WHAT IS ASKED » For the entries that follow, tally the lines holding the string "subtitle". Give the total and nothing else.

>> start DATA IN THIS EXERCISE

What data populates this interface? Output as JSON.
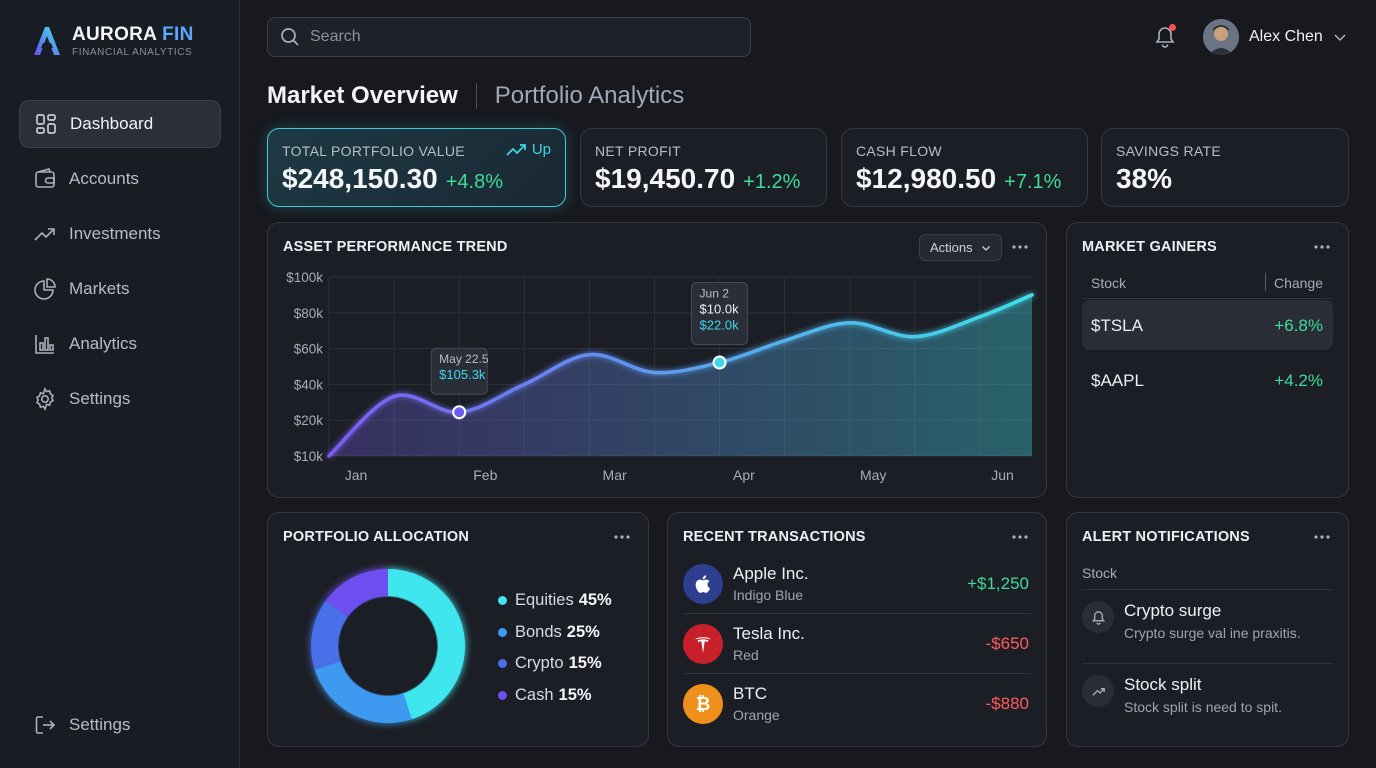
{
  "brand": {
    "name": "AURORA",
    "name_accent": "FIN",
    "subtitle": "FINANCIAL ANALYTICS"
  },
  "sidebar": {
    "items": [
      {
        "label": "Dashboard",
        "icon": "dashboard-grid-icon",
        "active": true
      },
      {
        "label": "Accounts",
        "icon": "wallet-icon"
      },
      {
        "label": "Investments",
        "icon": "trend-up-icon"
      },
      {
        "label": "Markets",
        "icon": "pie-chart-icon"
      },
      {
        "label": "Analytics",
        "icon": "bar-chart-icon"
      },
      {
        "label": "Settings",
        "icon": "gear-icon"
      }
    ],
    "bottom": {
      "label": "Settings",
      "icon": "logout-icon"
    }
  },
  "search": {
    "placeholder": "Search"
  },
  "user": {
    "name": "Alex Chen"
  },
  "header": {
    "title": "Market Overview",
    "subtitle": "Portfolio Analytics"
  },
  "stats": [
    {
      "label": "TOTAL PORTFOLIO VALUE",
      "value": "$248,150.30",
      "delta": "+4.8%",
      "trend": "Up"
    },
    {
      "label": "NET PROFIT",
      "value": "$19,450.70",
      "delta": "+1.2%"
    },
    {
      "label": "CASH FLOW",
      "value": "$12,980.50",
      "delta": "+7.1%"
    },
    {
      "label": "SAVINGS RATE",
      "value": "38%"
    }
  ],
  "performance": {
    "title": "ASSET PERFORMANCE TREND",
    "actions_label": "Actions",
    "tooltips": [
      {
        "date": "May 22.5",
        "value": "$105.3k"
      },
      {
        "date": "Jun 2",
        "value": "$10.0k",
        "value2": "$22.0k"
      }
    ]
  },
  "chart_data": {
    "type": "area",
    "x": [
      "Jan",
      "Feb",
      "Mar",
      "Apr",
      "May",
      "Jun"
    ],
    "yticks": [
      "$100k",
      "$80k",
      "$60k",
      "$40k",
      "$20k",
      "$10k"
    ],
    "ylim": [
      10,
      100
    ],
    "grid": true,
    "series": [
      {
        "x": [
          0,
          0.5,
          1,
          1.5,
          2,
          2.5,
          3,
          3.5,
          4,
          4.5,
          5,
          5.4
        ],
        "values": [
          10,
          40,
          32,
          46,
          61,
          52,
          57,
          68,
          77,
          70,
          80,
          91
        ]
      }
    ],
    "colors": [
      "#7b5cf5",
      "#3fe0ea"
    ]
  },
  "gainers": {
    "title": "MARKET GAINERS",
    "col_stock": "Stock",
    "col_change": "Change",
    "rows": [
      {
        "symbol": "$TSLA",
        "change": "+6.8%"
      },
      {
        "symbol": "$AAPL",
        "change": "+4.2%"
      }
    ]
  },
  "allocation": {
    "title": "PORTFOLIO ALLOCATION",
    "items": [
      {
        "label": "Equities",
        "pct": "45%",
        "value": 45,
        "color": "#3fe6ee"
      },
      {
        "label": "Bonds",
        "pct": "25%",
        "value": 25,
        "color": "#3d9af0"
      },
      {
        "label": "Crypto",
        "pct": "15%",
        "value": 15,
        "color": "#4a6fe8"
      },
      {
        "label": "Cash",
        "pct": "15%",
        "value": 15,
        "color": "#6d4ff0"
      }
    ]
  },
  "transactions": {
    "title": "RECENT TRANSACTIONS",
    "rows": [
      {
        "name": "Apple Inc.",
        "sub": "Indigo Blue",
        "amount": "+$1,250",
        "positive": true,
        "icon": "apple-logo-icon"
      },
      {
        "name": "Tesla Inc.",
        "sub": "Red",
        "amount": "-$650",
        "positive": false,
        "icon": "tesla-logo-icon"
      },
      {
        "name": "BTC",
        "sub": "Orange",
        "amount": "-$880",
        "positive": false,
        "icon": "bitcoin-icon"
      }
    ]
  },
  "alerts": {
    "title": "ALERT NOTIFICATIONS",
    "header": "Stock",
    "items": [
      {
        "title": "Crypto surge",
        "desc": "Crypto surge val ine praxitis.",
        "icon": "bell-icon"
      },
      {
        "title": "Stock split",
        "desc": "Stock split is need to spit.",
        "icon": "trend-up-icon"
      }
    ]
  },
  "colors": {
    "accent": "#3fc9e0",
    "positive": "#3ddc97",
    "negative": "#ff5a5a",
    "background": "#17191f"
  }
}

>> end DATA IN THIS EXERCISE

TASK RESULT » 2